Lines of data:
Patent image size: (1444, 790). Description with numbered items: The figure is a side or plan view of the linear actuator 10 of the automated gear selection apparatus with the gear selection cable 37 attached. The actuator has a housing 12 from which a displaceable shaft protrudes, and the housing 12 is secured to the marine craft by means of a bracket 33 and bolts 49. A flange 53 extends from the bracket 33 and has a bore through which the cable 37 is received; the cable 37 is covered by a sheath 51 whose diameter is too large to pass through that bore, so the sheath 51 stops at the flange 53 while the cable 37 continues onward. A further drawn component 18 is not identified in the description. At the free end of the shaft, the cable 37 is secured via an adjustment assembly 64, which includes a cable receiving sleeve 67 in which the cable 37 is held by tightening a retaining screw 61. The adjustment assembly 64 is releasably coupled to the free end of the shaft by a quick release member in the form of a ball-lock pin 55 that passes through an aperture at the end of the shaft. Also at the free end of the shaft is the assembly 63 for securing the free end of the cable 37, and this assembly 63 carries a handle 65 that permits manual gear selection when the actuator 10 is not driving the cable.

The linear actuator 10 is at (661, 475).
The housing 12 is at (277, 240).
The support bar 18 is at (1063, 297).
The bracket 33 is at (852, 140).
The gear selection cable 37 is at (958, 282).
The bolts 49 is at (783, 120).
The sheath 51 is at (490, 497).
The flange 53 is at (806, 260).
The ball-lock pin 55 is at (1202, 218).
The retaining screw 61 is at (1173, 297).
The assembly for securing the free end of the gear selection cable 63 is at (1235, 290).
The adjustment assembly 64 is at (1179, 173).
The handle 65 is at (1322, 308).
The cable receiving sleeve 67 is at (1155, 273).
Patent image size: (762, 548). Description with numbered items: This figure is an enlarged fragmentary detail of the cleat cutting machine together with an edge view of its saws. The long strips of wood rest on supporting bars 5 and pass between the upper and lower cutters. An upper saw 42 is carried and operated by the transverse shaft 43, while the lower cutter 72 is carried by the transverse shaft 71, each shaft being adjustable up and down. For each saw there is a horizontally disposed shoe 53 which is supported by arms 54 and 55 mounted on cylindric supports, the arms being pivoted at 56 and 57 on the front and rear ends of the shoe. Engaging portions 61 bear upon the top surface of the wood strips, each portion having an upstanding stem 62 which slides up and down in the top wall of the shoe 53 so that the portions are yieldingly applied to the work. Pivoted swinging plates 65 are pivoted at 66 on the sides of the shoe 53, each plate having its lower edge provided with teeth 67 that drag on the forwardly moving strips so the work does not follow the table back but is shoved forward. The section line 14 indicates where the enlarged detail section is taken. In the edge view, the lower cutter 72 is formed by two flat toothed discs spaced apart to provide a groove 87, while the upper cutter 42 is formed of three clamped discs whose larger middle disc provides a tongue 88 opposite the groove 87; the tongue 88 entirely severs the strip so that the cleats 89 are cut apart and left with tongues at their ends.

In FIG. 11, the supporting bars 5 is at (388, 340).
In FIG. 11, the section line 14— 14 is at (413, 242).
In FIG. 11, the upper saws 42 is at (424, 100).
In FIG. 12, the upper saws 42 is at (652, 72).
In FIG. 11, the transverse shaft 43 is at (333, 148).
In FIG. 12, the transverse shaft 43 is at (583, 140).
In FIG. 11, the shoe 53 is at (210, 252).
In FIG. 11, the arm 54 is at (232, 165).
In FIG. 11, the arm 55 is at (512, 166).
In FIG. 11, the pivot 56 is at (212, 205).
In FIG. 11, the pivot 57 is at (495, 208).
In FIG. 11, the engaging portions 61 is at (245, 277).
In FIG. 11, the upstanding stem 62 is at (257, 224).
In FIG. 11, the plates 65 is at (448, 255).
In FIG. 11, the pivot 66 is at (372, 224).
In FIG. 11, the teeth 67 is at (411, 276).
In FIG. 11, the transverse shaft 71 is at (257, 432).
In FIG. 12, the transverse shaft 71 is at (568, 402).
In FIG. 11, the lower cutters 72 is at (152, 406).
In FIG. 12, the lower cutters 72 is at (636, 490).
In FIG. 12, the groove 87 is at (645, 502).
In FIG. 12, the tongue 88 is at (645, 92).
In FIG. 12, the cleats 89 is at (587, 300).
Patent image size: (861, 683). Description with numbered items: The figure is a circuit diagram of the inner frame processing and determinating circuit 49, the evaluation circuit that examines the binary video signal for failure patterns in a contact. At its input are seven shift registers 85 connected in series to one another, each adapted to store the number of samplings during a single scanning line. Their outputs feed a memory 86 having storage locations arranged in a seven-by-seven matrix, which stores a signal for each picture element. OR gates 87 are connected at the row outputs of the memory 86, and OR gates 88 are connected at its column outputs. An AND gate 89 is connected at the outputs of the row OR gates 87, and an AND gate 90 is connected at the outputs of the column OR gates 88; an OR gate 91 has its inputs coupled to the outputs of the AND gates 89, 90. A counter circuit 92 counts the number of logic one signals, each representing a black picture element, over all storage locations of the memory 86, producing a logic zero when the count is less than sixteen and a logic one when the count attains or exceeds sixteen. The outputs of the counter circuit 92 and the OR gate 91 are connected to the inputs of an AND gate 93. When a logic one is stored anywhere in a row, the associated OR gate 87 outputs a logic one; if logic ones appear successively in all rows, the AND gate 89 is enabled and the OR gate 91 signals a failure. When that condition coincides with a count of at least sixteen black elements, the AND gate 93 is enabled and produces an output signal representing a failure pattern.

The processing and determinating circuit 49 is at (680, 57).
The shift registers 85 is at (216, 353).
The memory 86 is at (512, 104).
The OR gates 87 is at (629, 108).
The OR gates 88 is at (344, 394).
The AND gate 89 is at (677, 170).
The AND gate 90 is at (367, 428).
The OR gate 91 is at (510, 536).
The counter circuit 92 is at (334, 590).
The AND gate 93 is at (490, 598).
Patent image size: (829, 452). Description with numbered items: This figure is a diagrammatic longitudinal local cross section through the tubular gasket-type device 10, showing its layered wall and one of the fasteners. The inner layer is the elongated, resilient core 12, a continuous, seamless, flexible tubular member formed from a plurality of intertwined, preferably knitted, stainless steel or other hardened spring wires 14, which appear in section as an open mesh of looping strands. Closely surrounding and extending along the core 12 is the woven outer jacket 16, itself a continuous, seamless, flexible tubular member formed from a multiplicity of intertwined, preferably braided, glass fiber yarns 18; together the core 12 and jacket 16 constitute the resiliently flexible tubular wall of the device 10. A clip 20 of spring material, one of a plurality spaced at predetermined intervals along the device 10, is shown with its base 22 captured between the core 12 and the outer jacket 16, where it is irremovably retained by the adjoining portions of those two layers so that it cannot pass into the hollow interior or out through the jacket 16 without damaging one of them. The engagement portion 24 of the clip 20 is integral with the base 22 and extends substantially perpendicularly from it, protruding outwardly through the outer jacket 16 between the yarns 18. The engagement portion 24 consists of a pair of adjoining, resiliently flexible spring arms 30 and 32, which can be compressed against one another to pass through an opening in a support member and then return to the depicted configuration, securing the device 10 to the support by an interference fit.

# What the task requires
Quote all of the records above word for word, keeping each line as it stands.

# In response
Patent image size: (1444, 790). Description with numbered items: The figure is a side or plan view of the linear actuator 10 of the automated gear selection apparatus with the gear selection cable 37 attached. The actuator has a housing 12 from which a displaceable shaft protrudes, and the housing 12 is secured to the marine craft by means of a bracket 33 and bolts 49. A flange 53 extends from the bracket 33 and has a bore through which the cable 37 is received; the cable 37 is covered by a sheath 51 whose diameter is too large to pass through that bore, so the sheath 51 stops at the flange 53 while the cable 37 continues onward. A further drawn component 18 is not identified in the description. At the free end of the shaft, the cable 37 is secured via an adjustment assembly 64, which includes a cable receiving sleeve 67 in which the cable 37 is held by tightening a retaining screw 61. The adjustment assembly 64 is releasably coupled to the free end of the shaft by a quick release member in the form of a ball-lock pin 55 that passes through an aperture at the end of the shaft. Also at the free end of the shaft is the assembly 63 for securing the free end of the cable 37, and this assembly 63 carries a handle 65 that permits manual gear selection when the actuator 10 is not driving the cable.

The linear actuator 10 is at (661, 475).
The housing 12 is at (277, 240).
The support bar 18 is at (1063, 297).
The bracket 33 is at (852, 140).
The gear selection cable 37 is at (958, 282).
The bolts 49 is at (783, 120).
The sheath 51 is at (490, 497).
The flange 53 is at (806, 260).
The ball-lock pin 55 is at (1202, 218).
The retaining screw 61 is at (1173, 297).
The assembly for securing the free end of the gear selection cable 63 is at (1235, 290).
The adjustment assembly 64 is at (1179, 173).
The handle 65 is at (1322, 308).
The cable receiving sleeve 67 is at (1155, 273).
Patent image size: (762, 548). Description with numbered items: This figure is an enlarged fragmentary detail of the cleat cutting machine together with an edge view of its saws. The long strips of wood rest on supporting bars 5 and pass between the upper and lower cutters. An upper saw 42 is carried and operated by the transverse shaft 43, while the lower cutter 72 is carried by the transverse shaft 71, each shaft being adjustable up and down. For each saw there is a horizontally disposed shoe 53 which is supported by arms 54 and 55 mounted on cylindric supports, the arms being pivoted at 56 and 57 on the front and rear ends of the shoe. Engaging portions 61 bear upon the top surface of the wood strips, each portion having an upstanding stem 62 which slides up and down in the top wall of the shoe 53 so that the portions are yieldingly applied to the work. Pivoted swinging plates 65 are pivoted at 66 on the sides of the shoe 53, each plate having its lower edge provided with teeth 67 that drag on the forwardly moving strips so the work does not follow the table back but is shoved forward. The section line 14 indicates where the enlarged detail section is taken. In the edge view, the lower cutter 72 is formed by two flat toothed discs spaced apart to provide a groove 87, while the upper cutter 42 is formed of three clamped discs whose larger middle disc provides a tongue 88 opposite the groove 87; the tongue 88 entirely severs the strip so that the cleats 89 are cut apart and left with tongues at their ends.

In FIG. 11, the supporting bars 5 is at (388, 340).
In FIG. 11, the section line 14— 14 is at (413, 242).
In FIG. 11, the upper saws 42 is at (424, 100).
In FIG. 12, the upper saws 42 is at (652, 72).
In FIG. 11, the transverse shaft 43 is at (333, 148).
In FIG. 12, the transverse shaft 43 is at (583, 140).
In FIG. 11, the shoe 53 is at (210, 252).
In FIG. 11, the arm 54 is at (232, 165).
In FIG. 11, the arm 55 is at (512, 166).
In FIG. 11, the pivot 56 is at (212, 205).
In FIG. 11, the pivot 57 is at (495, 208).
In FIG. 11, the engaging portions 61 is at (245, 277).
In FIG. 11, the upstanding stem 62 is at (257, 224).
In FIG. 11, the plates 65 is at (448, 255).
In FIG. 11, the pivot 66 is at (372, 224).
In FIG. 11, the teeth 67 is at (411, 276).
In FIG. 11, the transverse shaft 71 is at (257, 432).
In FIG. 12, the transverse shaft 71 is at (568, 402).
In FIG. 11, the lower cutters 72 is at (152, 406).
In FIG. 12, the lower cutters 72 is at (636, 490).
In FIG. 12, the groove 87 is at (645, 502).
In FIG. 12, the tongue 88 is at (645, 92).
In FIG. 12, the cleats 89 is at (587, 300).
Patent image size: (861, 683). Description with numbered items: The figure is a circuit diagram of the inner frame processing and determinating circuit 49, the evaluation circuit that examines the binary video signal for failure patterns in a contact. At its input are seven shift registers 85 connected in series to one another, each adapted to store the number of samplings during a single scanning line. Their outputs feed a memory 86 having storage locations arranged in a seven-by-seven matrix, which stores a signal for each picture element. OR gates 87 are connected at the row outputs of the memory 86, and OR gates 88 are connected at its column outputs. An AND gate 89 is connected at the outputs of the row OR gates 87, and an AND gate 90 is connected at the outputs of the column OR gates 88; an OR gate 91 has its inputs coupled to the outputs of the AND gates 89, 90. A counter circuit 92 counts the number of logic one signals, each representing a black picture element, over all storage locations of the memory 86, producing a logic zero when the count is less than sixteen and a logic one when the count attains or exceeds sixteen. The outputs of the counter circuit 92 and the OR gate 91 are connected to the inputs of an AND gate 93. When a logic one is stored anywhere in a row, the associated OR gate 87 outputs a logic one; if logic ones appear successively in all rows, the AND gate 89 is enabled and the OR gate 91 signals a failure. When that condition coincides with a count of at least sixteen black elements, the AND gate 93 is enabled and produces an output signal representing a failure pattern.

The processing and determinating circuit 49 is at (680, 57).
The shift registers 85 is at (216, 353).
The memory 86 is at (512, 104).
The OR gates 87 is at (629, 108).
The OR gates 88 is at (344, 394).
The AND gate 89 is at (677, 170).
The AND gate 90 is at (367, 428).
The OR gate 91 is at (510, 536).
The counter circuit 92 is at (334, 590).
The AND gate 93 is at (490, 598).
Patent image size: (829, 452). Description with numbered items: This figure is a diagrammatic longitudinal local cross section through the tubular gasket-type device 10, showing its layered wall and one of the fasteners. The inner layer is the elongated, resilient core 12, a continuous, seamless, flexible tubular member formed from a plurality of intertwined, preferably knitted, stainless steel or other hardened spring wires 14, which appear in section as an open mesh of looping strands. Closely surrounding and extending along the core 12 is the woven outer jacket 16, itself a continuous, seamless, flexible tubular member formed from a multiplicity of intertwined, preferably braided, glass fiber yarns 18; together the core 12 and jacket 16 constitute the resiliently flexible tubular wall of the device 10. A clip 20 of spring material, one of a plurality spaced at predetermined intervals along the device 10, is shown with its base 22 captured between the core 12 and the outer jacket 16, where it is irremovably retained by the adjoining portions of those two layers so that it cannot pass into the hollow interior or out through the jacket 16 without damaging one of them. The engagement portion 24 of the clip 20 is integral with the base 22 and extends substantially perpendicularly from it, protruding outwardly through the outer jacket 16 between the yarns 18. The engagement portion 24 consists of a pair of adjoining, resiliently flexible spring arms 30 and 32, which can be compressed against one another to pass through an opening in a support member and then return to the depicted configuration, securing the device 10 to the support by an interference fit.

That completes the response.